--- AIM OF THE EXERCISE ---
Pull out the lines of data below that run from the one containing "Where is each" through the one containing "svg-text:Black: Black [133,239,167,254]", both included, and reproduce them unchanged.

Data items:
* START *
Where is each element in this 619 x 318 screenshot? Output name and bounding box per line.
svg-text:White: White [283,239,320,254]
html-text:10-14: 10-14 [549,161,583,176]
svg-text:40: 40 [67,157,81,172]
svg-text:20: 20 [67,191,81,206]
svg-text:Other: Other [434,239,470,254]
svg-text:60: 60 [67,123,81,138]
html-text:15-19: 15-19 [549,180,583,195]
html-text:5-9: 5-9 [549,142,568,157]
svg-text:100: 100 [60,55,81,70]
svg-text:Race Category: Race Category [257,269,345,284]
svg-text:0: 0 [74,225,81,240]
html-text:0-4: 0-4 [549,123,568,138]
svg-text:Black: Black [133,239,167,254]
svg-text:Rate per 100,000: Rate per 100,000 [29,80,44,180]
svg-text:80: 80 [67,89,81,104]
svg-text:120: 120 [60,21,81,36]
* END *
* START *
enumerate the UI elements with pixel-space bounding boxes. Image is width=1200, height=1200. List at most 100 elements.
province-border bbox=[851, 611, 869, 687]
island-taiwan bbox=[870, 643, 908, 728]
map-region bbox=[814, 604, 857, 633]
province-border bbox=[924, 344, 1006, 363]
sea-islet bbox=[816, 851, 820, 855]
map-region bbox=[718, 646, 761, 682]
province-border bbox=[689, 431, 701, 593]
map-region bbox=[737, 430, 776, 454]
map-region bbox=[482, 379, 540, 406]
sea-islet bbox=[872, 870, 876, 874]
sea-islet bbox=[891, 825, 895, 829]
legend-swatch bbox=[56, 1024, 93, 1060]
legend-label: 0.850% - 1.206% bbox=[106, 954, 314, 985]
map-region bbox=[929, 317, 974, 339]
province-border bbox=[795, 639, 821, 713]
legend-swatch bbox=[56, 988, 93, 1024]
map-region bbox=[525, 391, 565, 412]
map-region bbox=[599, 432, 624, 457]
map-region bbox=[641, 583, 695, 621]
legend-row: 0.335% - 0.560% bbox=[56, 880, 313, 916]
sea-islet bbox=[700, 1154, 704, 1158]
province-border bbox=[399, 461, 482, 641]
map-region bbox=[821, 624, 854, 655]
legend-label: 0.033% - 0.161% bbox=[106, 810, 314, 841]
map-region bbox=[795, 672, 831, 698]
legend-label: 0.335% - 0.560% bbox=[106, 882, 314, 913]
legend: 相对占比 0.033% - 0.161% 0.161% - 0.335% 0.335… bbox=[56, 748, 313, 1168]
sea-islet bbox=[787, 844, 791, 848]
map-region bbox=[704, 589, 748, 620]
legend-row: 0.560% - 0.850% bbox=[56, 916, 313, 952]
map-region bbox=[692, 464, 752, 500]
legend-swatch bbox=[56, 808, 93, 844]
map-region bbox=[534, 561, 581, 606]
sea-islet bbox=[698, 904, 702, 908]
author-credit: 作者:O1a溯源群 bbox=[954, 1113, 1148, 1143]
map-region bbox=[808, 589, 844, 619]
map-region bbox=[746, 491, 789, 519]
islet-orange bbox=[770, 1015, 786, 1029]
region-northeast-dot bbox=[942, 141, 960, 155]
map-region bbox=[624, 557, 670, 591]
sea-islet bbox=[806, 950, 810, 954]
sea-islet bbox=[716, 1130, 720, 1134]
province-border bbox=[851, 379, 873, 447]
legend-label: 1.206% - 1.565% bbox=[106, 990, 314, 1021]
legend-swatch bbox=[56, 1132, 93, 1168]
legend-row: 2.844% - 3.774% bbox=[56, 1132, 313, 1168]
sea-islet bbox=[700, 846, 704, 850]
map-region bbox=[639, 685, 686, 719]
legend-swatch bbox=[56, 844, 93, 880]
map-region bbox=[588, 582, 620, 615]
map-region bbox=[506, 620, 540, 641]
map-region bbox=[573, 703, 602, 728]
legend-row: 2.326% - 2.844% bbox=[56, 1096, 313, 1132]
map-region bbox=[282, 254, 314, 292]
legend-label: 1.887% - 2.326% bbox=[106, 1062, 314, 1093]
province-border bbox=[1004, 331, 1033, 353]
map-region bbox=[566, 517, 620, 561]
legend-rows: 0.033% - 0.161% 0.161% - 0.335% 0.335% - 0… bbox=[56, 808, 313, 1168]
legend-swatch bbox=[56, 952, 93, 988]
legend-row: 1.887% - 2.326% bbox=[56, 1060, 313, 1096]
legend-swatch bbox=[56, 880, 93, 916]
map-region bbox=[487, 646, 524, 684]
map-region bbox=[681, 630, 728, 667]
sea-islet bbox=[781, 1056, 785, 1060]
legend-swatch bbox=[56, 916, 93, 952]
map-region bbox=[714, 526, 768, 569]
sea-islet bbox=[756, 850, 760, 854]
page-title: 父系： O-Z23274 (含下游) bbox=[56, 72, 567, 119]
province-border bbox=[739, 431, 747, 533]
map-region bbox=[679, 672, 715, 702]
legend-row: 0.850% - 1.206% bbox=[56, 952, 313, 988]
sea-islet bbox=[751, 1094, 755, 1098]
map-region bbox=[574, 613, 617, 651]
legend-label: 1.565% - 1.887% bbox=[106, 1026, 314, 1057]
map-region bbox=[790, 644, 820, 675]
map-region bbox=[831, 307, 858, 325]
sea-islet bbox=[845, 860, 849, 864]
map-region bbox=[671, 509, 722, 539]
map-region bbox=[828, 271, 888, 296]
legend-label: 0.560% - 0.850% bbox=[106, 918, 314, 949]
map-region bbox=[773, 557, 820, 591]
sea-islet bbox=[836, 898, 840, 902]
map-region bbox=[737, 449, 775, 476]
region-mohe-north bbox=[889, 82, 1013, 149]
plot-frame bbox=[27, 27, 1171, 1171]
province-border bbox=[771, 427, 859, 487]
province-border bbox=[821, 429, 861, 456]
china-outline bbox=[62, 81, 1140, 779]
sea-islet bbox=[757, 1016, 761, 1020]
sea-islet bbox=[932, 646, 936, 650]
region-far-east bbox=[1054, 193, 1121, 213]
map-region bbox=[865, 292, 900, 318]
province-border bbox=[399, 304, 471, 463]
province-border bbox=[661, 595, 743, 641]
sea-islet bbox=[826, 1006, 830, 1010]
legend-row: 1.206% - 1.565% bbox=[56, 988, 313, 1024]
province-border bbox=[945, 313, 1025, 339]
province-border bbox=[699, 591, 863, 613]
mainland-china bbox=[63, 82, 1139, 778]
* END *
--- TASK OUTPUT ---
Where is each element in this 619 x 318 screenshot? Output name and bounding box per line.
svg-text:White: White [283,239,320,254]
html-text:10-14: 10-14 [549,161,583,176]
svg-text:40: 40 [67,157,81,172]
svg-text:20: 20 [67,191,81,206]
svg-text:Other: Other [434,239,470,254]
svg-text:60: 60 [67,123,81,138]
html-text:15-19: 15-19 [549,180,583,195]
html-text:5-9: 5-9 [549,142,568,157]
svg-text:100: 100 [60,55,81,70]
svg-text:Race Category: Race Category [257,269,345,284]
svg-text:0: 0 [74,225,81,240]
html-text:0-4: 0-4 [549,123,568,138]
svg-text:Black: Black [133,239,167,254]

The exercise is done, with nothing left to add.